Aim
Repeat the records exactly. Every line must match.

# Records to use start

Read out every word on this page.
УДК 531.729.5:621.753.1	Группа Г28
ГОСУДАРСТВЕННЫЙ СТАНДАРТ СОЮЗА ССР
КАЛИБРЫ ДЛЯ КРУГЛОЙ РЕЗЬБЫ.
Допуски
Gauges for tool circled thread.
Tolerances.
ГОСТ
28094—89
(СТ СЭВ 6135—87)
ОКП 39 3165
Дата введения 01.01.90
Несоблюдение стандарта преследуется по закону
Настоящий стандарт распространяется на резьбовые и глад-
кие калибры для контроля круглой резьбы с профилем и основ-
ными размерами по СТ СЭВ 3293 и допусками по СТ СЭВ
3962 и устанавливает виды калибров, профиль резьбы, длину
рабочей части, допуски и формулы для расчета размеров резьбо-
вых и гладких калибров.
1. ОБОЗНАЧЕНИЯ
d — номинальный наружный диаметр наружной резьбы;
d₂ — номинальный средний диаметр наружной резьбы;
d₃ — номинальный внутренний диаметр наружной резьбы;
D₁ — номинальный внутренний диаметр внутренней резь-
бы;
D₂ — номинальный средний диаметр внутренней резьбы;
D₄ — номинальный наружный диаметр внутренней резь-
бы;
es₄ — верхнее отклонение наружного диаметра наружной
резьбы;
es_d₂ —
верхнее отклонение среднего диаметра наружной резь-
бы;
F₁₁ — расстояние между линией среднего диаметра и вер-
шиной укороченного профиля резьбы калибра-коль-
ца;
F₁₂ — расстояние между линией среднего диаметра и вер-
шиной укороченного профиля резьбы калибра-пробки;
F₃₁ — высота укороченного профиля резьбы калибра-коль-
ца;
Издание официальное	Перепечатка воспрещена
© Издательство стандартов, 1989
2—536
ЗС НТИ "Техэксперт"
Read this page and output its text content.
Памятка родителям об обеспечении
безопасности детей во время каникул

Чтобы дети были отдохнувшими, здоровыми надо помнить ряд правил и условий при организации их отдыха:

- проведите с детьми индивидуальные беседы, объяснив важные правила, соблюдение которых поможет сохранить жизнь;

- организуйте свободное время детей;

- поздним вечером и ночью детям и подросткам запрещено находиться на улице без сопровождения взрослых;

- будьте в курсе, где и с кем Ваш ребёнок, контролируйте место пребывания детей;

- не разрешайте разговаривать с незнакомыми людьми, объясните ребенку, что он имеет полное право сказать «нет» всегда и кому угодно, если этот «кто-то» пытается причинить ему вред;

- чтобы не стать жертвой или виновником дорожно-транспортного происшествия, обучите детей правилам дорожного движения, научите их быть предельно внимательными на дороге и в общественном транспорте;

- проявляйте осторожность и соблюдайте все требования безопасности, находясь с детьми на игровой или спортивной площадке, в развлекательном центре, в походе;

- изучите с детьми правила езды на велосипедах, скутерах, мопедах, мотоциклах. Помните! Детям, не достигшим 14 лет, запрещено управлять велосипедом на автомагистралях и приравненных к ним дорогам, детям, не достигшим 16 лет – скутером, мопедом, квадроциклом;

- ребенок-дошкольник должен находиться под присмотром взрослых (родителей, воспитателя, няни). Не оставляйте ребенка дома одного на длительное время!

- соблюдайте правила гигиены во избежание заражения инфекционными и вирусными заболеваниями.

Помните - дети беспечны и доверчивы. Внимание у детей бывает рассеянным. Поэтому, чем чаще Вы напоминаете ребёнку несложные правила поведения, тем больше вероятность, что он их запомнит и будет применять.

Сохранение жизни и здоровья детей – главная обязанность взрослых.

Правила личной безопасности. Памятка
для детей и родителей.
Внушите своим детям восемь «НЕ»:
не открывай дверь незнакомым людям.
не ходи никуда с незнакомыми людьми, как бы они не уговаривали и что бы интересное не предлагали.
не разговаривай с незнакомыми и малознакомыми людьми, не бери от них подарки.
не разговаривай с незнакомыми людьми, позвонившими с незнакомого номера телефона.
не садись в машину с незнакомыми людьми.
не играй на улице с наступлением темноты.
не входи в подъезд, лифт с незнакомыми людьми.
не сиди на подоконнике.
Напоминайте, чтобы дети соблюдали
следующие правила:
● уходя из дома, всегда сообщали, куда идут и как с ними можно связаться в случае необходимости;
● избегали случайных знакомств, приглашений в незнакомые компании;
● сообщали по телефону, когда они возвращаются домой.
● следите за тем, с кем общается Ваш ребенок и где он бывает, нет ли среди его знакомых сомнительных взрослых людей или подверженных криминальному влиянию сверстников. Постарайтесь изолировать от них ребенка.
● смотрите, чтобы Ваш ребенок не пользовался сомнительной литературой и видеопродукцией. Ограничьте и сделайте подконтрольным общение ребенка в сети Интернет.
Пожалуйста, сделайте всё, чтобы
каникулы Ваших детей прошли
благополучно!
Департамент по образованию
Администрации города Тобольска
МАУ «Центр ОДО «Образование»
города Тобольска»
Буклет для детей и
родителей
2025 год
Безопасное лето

# Records to use end

The output
Read out every word on this page.
УДК 531.729.5:621.753.1	Группа Г28
ГОСУДАРСТВЕННЫЙ СТАНДАРТ СОЮЗА ССР
КАЛИБРЫ ДЛЯ КРУГЛОЙ РЕЗЬБЫ.
Допуски
Gauges for tool circled thread.
Tolerances.
ГОСТ
28094—89
(СТ СЭВ 6135—87)
ОКП 39 3165
Дата введения 01.01.90
Несоблюдение стандарта преследуется по закону
Настоящий стандарт распространяется на резьбовые и глад-
кие калибры для контроля круглой резьбы с профилем и основ-
ными размерами по СТ СЭВ 3293 и допусками по СТ СЭВ
3962 и устанавливает виды калибров, профиль резьбы, длину
рабочей части, допуски и формулы для расчета размеров резьбо-
вых и гладких калибров.
1. ОБОЗНАЧЕНИЯ
d — номинальный наружный диаметр наружной резьбы;
d₂ — номинальный средний диаметр наружной резьбы;
d₃ — номинальный внутренний диаметр наружной резьбы;
D₁ — номинальный внутренний диаметр внутренней резь-
бы;
D₂ — номинальный средний диаметр внутренней резьбы;
D₄ — номинальный наружный диаметр внутренней резь-
бы;
es₄ — верхнее отклонение наружного диаметра наружной
резьбы;
es_d₂ —
верхнее отклонение среднего диаметра наружной резь-
бы;
F₁₁ — расстояние между линией среднего диаметра и вер-
шиной укороченного профиля резьбы калибра-коль-
ца;
F₁₂ — расстояние между линией среднего диаметра и вер-
шиной укороченного профиля резьбы калибра-пробки;
F₃₁ — высота укороченного профиля резьбы калибра-коль-
ца;
Издание официальное	Перепечатка воспрещена
© Издательство стандартов, 1989
2—536
ЗС НТИ "Техэксперт"
Read this page and output its text content.
Памятка родителям об обеспечении
безопасности детей во время каникул

Чтобы дети были отдохнувшими, здоровыми надо помнить ряд правил и условий при организации их отдыха:

- проведите с детьми индивидуальные беседы, объяснив важные правила, соблюдение которых поможет сохранить жизнь;

- организуйте свободное время детей;

- поздним вечером и ночью детям и подросткам запрещено находиться на улице без сопровождения взрослых;

- будьте в курсе, где и с кем Ваш ребёнок, контролируйте место пребывания детей;

- не разрешайте разговаривать с незнакомыми людьми, объясните ребенку, что он имеет полное право сказать «нет» всегда и кому угодно, если этот «кто-то» пытается причинить ему вред;

- чтобы не стать жертвой или виновником дорожно-транспортного происшествия, обучите детей правилам дорожного движения, научите их быть предельно внимательными на дороге и в общественном транспорте;

- проявляйте осторожность и соблюдайте все требования безопасности, находясь с детьми на игровой или спортивной площадке, в развлекательном центре, в походе;

- изучите с детьми правила езды на велосипедах, скутерах, мопедах, мотоциклах. Помните! Детям, не достигшим 14 лет, запрещено управлять велосипедом на автомагистралях и приравненных к ним дорогам, детям, не достигшим 16 лет – скутером, мопедом, квадроциклом;

- ребенок-дошкольник должен находиться под присмотром взрослых (родителей, воспитателя, няни). Не оставляйте ребенка дома одного на длительное время!

- соблюдайте правила гигиены во избежание заражения инфекционными и вирусными заболеваниями.

Помните - дети беспечны и доверчивы. Внимание у детей бывает рассеянным. Поэтому, чем чаще Вы напоминаете ребёнку несложные правила поведения, тем больше вероятность, что он их запомнит и будет применять.

Сохранение жизни и здоровья детей – главная обязанность взрослых.

Правила личной безопасности. Памятка
для детей и родителей.
Внушите своим детям восемь «НЕ»:
не открывай дверь незнакомым людям.
не ходи никуда с незнакомыми людьми, как бы они не уговаривали и что бы интересное не предлагали.
не разговаривай с незнакомыми и малознакомыми людьми, не бери от них подарки.
не разговаривай с незнакомыми людьми, позвонившими с незнакомого номера телефона.
не садись в машину с незнакомыми людьми.
не играй на улице с наступлением темноты.
не входи в подъезд, лифт с незнакомыми людьми.
не сиди на подоконнике.
Напоминайте, чтобы дети соблюдали
следующие правила:
● уходя из дома, всегда сообщали, куда идут и как с ними можно связаться в случае необходимости;
● избегали случайных знакомств, приглашений в незнакомые компании;
● сообщали по телефону, когда они возвращаются домой.
● следите за тем, с кем общается Ваш ребенок и где он бывает, нет ли среди его знакомых сомнительных взрослых людей или подверженных криминальному влиянию сверстников. Постарайтесь изолировать от них ребенка.
● смотрите, чтобы Ваш ребенок не пользовался сомнительной литературой и видеопродукцией. Ограничьте и сделайте подконтрольным общение ребенка в сети Интернет.
Пожалуйста, сделайте всё, чтобы
каникулы Ваших детей прошли
благополучно!
Департамент по образованию
Администрации города Тобольска
МАУ «Центр ОДО «Образование»
города Тобольска»
Буклет для детей и
родителей
2025 год
Безопасное лето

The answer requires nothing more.